=== Given text ===
++++++++++
Re: process supervisor - considerations for docker

From: Gorka Lertxundi <glertxundi_at_gmail.com>
Date: Fri, 27 Feb 2015 11:19:53 +0100

Dreamcat4, pull request are always welcomed!

2015-02-27 0:40 GMT+01:00 Laurent Bercot <ska-supervision_at_skarnet.org>:

> On 26/02/2015 21:53, John Regan wrote:
>
>> Besides, the whole idea here is to make an image that follows best
>> practices, and best practices state we should be using a process
>> supervisor that cleans up orphaned processes and stuff. You should be
>> encouraging people to run their programs, interactively or not, under
>> a supervision tree like s6.
>>
>
> The distinction between "process" and "service" is key here, and I
> agree with John.
>
> <long design rant>
> There's a lot of software out there that seems built on the assumption
> that
> a program should do everything within a single executable, and that
> processes
> that fail to address certain issues are incomplete and the program needs to
> be patched.
++++++++++
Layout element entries
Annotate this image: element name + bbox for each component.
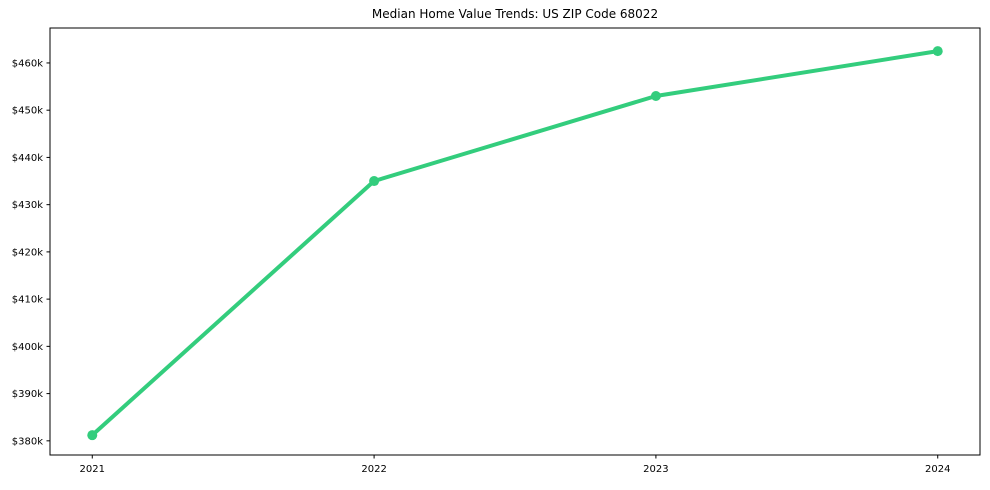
x-tick-label: 2022 bbox=[361, 464, 386, 475]
y-tick-label: $400k bbox=[12, 342, 43, 353]
data-point-2021 bbox=[87, 430, 98, 441]
y-tick-label: $430k bbox=[12, 200, 43, 211]
data-point-2023 bbox=[650, 91, 661, 102]
y-tick-label: $380k bbox=[12, 436, 43, 447]
y-tick-label: $390k bbox=[12, 389, 43, 400]
y-tick-label: $440k bbox=[12, 153, 43, 164]
chart-title: Median Home Value Trends: US ZIP Code 68… bbox=[371, 7, 659, 21]
y-tick-label: $410k bbox=[12, 295, 43, 306]
data-point-2022 bbox=[369, 176, 380, 187]
y-tick-label: $450k bbox=[12, 106, 43, 117]
y-tick-label: $420k bbox=[12, 247, 43, 258]
trend-line bbox=[90, 49, 940, 438]
x-tick-label: 2023 bbox=[643, 464, 668, 475]
plot-frame bbox=[49, 27, 981, 456]
data-point-2024 bbox=[932, 46, 943, 57]
x-tick-label: 2024 bbox=[925, 464, 950, 475]
x-tick-label: 2021 bbox=[80, 464, 105, 475]
y-tick-label: $460k bbox=[12, 58, 43, 69]
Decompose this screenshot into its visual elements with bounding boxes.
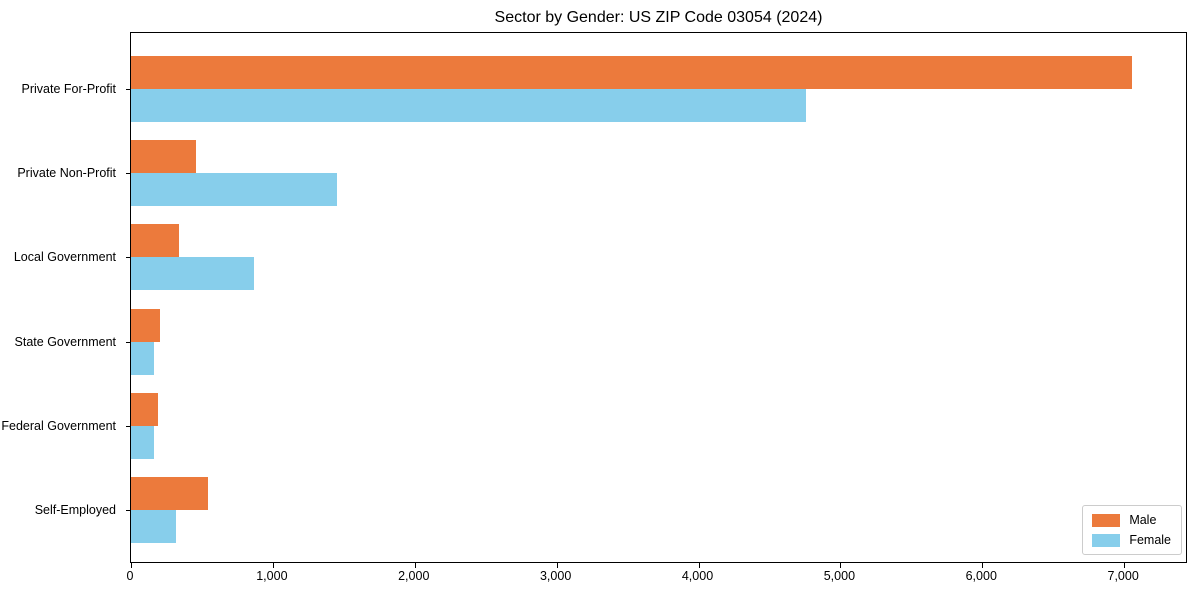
y-tick-mark [126, 341, 130, 343]
bar-male-private-for-profit [131, 56, 1132, 89]
bar-male-self-employed [131, 477, 208, 510]
y-tick-mark [126, 510, 130, 511]
x-tick-mark [414, 563, 416, 568]
x-tick-mark [556, 563, 558, 568]
x-tick-mark [840, 563, 842, 568]
x-tick-mark [698, 563, 700, 568]
y-axis-labels: Private For-Profit Private Non-Profit Loca… [0, 32, 124, 563]
x-tick-mark [131, 563, 132, 568]
legend-swatch-female [1092, 533, 1121, 547]
x-tick-mark [272, 563, 274, 568]
x-tick-label: 1,000 [256, 569, 288, 583]
x-tick-label: 3,000 [539, 569, 572, 583]
y-tick-mark [126, 425, 130, 427]
y-tick-label: Federal Government [1, 418, 116, 433]
legend-label-female: Female [1129, 533, 1171, 547]
bar-female-private-non-profit [131, 173, 338, 207]
x-tick-label: 4,000 [681, 569, 714, 583]
chart-title: Sector by Gender: US ZIP Code 03054 (202… [494, 9, 823, 26]
x-tick-label: 7,000 [1107, 569, 1139, 583]
bar-female-federal-government [131, 425, 154, 459]
y-tick-mark [126, 257, 130, 259]
legend: Male Female [1082, 505, 1182, 555]
y-tick-label: Self-Employed [34, 503, 116, 517]
y-tick-label: Private Non-Profit [17, 166, 116, 181]
x-tick-mark [1124, 563, 1126, 568]
bar-female-local-government [131, 257, 255, 291]
legend-label-male: Male [1129, 513, 1157, 527]
y-tick-mark [126, 89, 130, 90]
legend-swatch-male [1092, 513, 1121, 527]
x-tick-label: 0 [126, 569, 134, 583]
x-tick-label: 5,000 [823, 569, 856, 583]
bar-male-state-government [131, 308, 161, 342]
y-tick-label: Private For-Profit [21, 82, 116, 96]
bar-male-federal-government [131, 392, 158, 426]
x-tick-label: 2,000 [398, 569, 430, 583]
bar-female-private-for-profit [131, 89, 806, 122]
bar-female-state-government [131, 341, 154, 375]
y-tick-label: State Government [14, 334, 116, 349]
x-tick-mark [982, 563, 984, 568]
y-tick-label: Local Government [13, 250, 116, 265]
bar-male-private-non-profit [131, 140, 197, 174]
x-tick-label: 6,000 [965, 569, 997, 583]
bar-male-local-government [131, 224, 180, 258]
legend-entry-male: Male [1092, 513, 1171, 527]
bar-female-self-employed [131, 510, 176, 543]
x-axis-labels: 0 1,000 2,000 3,000 4,000 5,000 6,000 7,000 [126, 569, 1187, 589]
y-tick-mark [126, 173, 130, 175]
legend-entry-female: Female [1092, 533, 1171, 547]
plot-area: Male Female [126, 32, 1187, 568]
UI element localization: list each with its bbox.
++++++++++
=== Problems to work on ===
A) Render this sentence from the Docker process-supervisor thread in Spanish: "The distinction between "process" and "service" is key here, and I agree with John."
B) Carry the Docker process-supervisor thread forward, starting after its final sentence.

=== Results for the exercise ===
A) La distinción entre "proceso" y "servicio" es clave aquí, y estoy de acuerdo con John.

B)
>
> Under Unix, this assumption is incorrect. Unix is mostly defined by its
> simple and efficient interprocess communication, so a Unix program is best
> designed as a *set* of processes, with the right communication channels
> between them, and the right control flow between those processes. Using
> Unix primitives the right way allows you to accomplish a task with minimal
> effort by delegating a lot to the operating system.
>
> This is how I design and write software: to take advantage of the design
> of Unix as much as I can, to perform tasks with the lowest possible amount
> of code.
> This requires isolating basic building blocks, and providing those
> building
> blocks as binaries, with the right interface so users can glue them
> together on the command line.
>
> Take the "syslogd" service. The "rsyslogd" way is to have one executable,
> rsyslogd, that provides the syslogd functionality. The s6 way is to combine
> several tools to implement syslogd; the functionality already exists, even
> if it's not immediately apparent. This command line should do:
>
> pipeline s6-ipcserver-socketbinder /dev/log s6-envuidgid nobody
> s6-applyuidgid -Uz s6-ipcserverd ucspilogd "" s6-envuidgid syslog
> s6-applyuidgid -Uz s6-log /var/log/syslogd
>
>
I love puzzles.


> Yes, that's one unique command line. The syslogd implementation will take
> the form of two long-running processes, one listening on /dev/log (the
> syslogd socket) as user nobody, and spawning a short-lived ucspilogd
> process
> for every connection to syslog; and the other writing the logs to the
> /var/log/syslogd directory as user syslog and performing automatic
> rotation.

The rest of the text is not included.